Copy out the part of the entries that opens with the line containing "UI element localization: list" and closes with the line containing "x-tick-label: 1,000 [151,586,185,600]", both of those lines included. Repeat those lines without any change, and nothing else.

## BEGIN RECORDS FOR THE EXERCISE

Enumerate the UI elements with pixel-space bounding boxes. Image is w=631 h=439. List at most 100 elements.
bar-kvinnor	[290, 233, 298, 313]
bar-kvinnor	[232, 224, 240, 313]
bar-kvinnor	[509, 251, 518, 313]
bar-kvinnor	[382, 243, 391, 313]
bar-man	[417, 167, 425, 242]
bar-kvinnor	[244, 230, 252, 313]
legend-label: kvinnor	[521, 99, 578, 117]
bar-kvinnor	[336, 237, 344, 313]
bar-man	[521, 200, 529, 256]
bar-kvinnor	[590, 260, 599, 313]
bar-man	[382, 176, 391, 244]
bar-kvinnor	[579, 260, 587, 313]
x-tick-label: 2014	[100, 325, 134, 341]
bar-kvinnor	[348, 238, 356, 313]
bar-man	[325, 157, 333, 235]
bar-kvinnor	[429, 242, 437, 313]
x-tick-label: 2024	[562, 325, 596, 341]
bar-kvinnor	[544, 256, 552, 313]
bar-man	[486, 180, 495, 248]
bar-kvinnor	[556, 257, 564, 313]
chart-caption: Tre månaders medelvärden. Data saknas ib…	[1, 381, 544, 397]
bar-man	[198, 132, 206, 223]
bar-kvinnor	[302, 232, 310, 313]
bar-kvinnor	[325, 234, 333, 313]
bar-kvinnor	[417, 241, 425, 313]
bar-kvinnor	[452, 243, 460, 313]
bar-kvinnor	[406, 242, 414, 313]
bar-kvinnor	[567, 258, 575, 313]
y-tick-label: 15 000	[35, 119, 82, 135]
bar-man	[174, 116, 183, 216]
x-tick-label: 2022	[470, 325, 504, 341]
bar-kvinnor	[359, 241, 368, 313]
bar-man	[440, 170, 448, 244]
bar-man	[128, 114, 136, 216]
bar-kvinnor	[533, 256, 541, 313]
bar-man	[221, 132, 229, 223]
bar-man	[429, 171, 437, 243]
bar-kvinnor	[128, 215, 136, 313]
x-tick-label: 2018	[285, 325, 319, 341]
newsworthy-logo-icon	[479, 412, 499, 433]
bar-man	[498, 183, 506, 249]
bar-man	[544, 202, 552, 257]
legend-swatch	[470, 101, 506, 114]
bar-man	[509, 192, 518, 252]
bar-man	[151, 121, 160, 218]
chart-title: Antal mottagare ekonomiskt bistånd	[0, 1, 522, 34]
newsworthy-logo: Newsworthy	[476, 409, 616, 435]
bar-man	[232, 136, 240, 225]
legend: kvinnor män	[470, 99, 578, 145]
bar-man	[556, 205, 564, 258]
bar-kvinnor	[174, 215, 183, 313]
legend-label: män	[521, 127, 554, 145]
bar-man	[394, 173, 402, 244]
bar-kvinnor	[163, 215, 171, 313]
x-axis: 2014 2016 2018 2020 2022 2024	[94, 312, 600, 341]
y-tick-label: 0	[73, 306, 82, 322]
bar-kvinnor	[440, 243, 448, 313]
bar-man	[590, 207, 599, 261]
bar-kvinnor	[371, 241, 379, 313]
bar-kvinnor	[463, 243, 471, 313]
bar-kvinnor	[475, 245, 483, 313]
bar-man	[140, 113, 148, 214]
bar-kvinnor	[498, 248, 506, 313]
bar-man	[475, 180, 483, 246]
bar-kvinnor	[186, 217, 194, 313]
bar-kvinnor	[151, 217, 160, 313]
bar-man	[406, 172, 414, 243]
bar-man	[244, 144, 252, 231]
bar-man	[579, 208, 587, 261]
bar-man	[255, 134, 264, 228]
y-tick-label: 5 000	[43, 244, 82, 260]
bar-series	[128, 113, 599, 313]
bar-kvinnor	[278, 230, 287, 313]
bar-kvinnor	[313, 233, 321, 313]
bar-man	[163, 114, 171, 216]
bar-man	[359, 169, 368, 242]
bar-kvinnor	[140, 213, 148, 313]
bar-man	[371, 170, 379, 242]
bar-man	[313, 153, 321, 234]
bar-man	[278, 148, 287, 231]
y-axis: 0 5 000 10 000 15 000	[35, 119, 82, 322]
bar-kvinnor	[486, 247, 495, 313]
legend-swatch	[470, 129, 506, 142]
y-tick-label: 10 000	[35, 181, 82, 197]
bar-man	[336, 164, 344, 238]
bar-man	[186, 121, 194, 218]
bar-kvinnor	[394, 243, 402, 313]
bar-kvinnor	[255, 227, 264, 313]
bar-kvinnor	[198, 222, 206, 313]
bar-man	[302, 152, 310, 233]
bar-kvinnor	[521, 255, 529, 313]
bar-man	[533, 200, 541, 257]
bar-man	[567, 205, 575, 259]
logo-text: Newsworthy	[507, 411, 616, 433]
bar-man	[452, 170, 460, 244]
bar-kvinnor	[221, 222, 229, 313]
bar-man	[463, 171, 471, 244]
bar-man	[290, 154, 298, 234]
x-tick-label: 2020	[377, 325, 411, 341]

## END RECORDS FOR THE EXERCISE
## BEGIN RECORDS FOR THE EXERCISE

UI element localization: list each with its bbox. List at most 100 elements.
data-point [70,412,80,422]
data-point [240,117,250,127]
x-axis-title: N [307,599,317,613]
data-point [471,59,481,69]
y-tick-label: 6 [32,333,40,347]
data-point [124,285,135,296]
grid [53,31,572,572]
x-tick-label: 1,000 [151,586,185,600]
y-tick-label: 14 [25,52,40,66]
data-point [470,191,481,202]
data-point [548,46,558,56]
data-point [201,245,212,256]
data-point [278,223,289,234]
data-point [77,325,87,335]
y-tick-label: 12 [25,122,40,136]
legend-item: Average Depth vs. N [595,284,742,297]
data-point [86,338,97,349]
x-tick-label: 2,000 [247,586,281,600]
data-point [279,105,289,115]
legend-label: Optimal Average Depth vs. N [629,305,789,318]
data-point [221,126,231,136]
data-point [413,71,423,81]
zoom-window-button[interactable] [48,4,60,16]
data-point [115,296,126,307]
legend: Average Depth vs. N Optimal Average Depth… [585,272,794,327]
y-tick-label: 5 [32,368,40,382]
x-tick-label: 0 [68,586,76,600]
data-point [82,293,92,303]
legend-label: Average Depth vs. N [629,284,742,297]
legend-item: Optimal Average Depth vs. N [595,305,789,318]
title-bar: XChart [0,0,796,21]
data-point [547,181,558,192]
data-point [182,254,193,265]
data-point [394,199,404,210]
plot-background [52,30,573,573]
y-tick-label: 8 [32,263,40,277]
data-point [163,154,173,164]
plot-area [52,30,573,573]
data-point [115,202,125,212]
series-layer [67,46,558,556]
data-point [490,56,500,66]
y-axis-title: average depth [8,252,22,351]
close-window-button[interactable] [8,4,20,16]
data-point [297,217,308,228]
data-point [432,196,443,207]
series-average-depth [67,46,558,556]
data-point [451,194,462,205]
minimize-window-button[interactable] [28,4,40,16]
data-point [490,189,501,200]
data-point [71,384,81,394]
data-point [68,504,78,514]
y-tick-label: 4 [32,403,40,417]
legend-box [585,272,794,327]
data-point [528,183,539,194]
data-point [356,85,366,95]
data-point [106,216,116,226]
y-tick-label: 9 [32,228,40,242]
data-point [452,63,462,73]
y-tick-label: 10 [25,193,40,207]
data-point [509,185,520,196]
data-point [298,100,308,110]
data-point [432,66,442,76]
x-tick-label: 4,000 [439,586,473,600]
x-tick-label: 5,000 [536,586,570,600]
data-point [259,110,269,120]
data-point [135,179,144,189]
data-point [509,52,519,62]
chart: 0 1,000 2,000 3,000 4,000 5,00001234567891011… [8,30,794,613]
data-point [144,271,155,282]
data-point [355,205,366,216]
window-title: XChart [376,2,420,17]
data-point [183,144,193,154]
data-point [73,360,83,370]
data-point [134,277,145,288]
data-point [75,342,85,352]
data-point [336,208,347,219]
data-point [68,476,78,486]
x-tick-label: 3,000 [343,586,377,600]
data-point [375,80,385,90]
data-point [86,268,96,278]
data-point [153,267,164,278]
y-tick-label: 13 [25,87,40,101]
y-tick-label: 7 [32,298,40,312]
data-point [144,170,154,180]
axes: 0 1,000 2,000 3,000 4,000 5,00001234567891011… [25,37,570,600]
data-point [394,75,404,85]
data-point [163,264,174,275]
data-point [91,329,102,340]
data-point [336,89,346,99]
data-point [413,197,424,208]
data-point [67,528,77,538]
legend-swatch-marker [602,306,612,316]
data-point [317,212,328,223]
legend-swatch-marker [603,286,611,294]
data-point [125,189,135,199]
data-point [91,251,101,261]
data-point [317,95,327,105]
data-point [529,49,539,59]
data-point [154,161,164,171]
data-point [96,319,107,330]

## END RECORDS FOR THE EXERCISE
## BEGIN RECORDS FOR THE EXERCISE

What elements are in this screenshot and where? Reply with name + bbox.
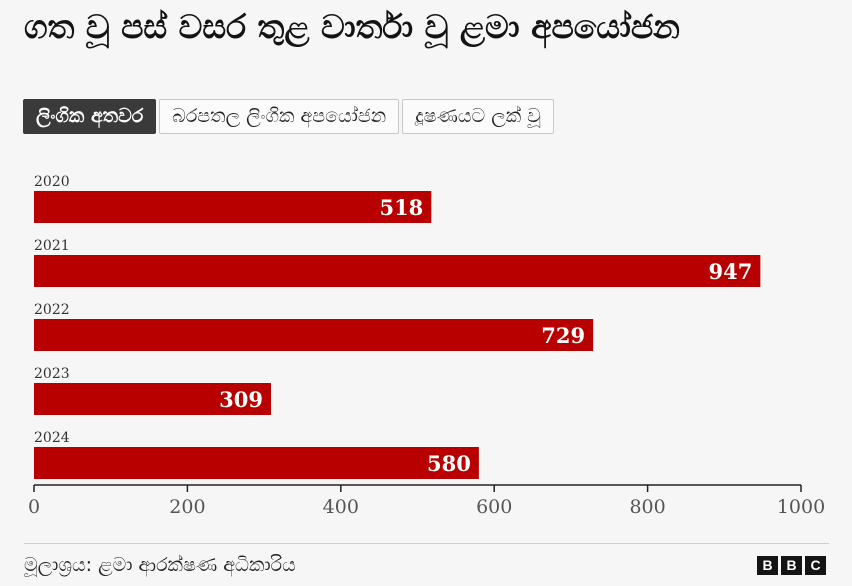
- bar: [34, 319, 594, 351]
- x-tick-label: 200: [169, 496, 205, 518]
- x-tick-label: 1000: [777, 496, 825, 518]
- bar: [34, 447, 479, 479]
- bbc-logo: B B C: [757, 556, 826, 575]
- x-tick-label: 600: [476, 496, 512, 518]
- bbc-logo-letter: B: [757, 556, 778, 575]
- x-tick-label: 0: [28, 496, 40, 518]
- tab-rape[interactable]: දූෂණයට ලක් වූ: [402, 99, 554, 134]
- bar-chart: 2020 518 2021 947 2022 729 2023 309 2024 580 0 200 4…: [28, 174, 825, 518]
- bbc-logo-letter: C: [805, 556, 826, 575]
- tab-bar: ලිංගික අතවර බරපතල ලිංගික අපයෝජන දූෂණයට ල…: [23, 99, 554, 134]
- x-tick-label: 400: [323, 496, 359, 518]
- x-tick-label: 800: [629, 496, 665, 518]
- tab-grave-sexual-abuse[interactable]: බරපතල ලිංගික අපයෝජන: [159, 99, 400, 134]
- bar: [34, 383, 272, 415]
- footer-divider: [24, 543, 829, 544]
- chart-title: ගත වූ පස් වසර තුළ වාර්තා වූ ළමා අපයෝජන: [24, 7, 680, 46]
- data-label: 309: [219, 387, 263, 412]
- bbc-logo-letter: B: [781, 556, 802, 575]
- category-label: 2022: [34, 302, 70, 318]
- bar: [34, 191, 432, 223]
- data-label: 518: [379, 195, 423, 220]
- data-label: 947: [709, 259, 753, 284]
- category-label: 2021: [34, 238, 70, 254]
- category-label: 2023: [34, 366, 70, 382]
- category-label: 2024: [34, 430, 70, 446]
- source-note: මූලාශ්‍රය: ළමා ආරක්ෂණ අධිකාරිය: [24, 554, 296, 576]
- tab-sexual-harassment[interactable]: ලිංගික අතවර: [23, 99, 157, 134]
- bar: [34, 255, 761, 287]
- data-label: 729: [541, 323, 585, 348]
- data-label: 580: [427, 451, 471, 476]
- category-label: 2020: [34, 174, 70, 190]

## END RECORDS FOR THE EXERCISE

▸ **FINAL ANSWER**
UI element localization: list each with its bbox. List at most 100 elements.
data-point [70,412,80,422]
data-point [240,117,250,127]
x-axis-title: N [307,599,317,613]
data-point [471,59,481,69]
y-tick-label: 6 [32,333,40,347]
data-point [124,285,135,296]
grid [53,31,572,572]
x-tick-label: 1,000 [151,586,185,600]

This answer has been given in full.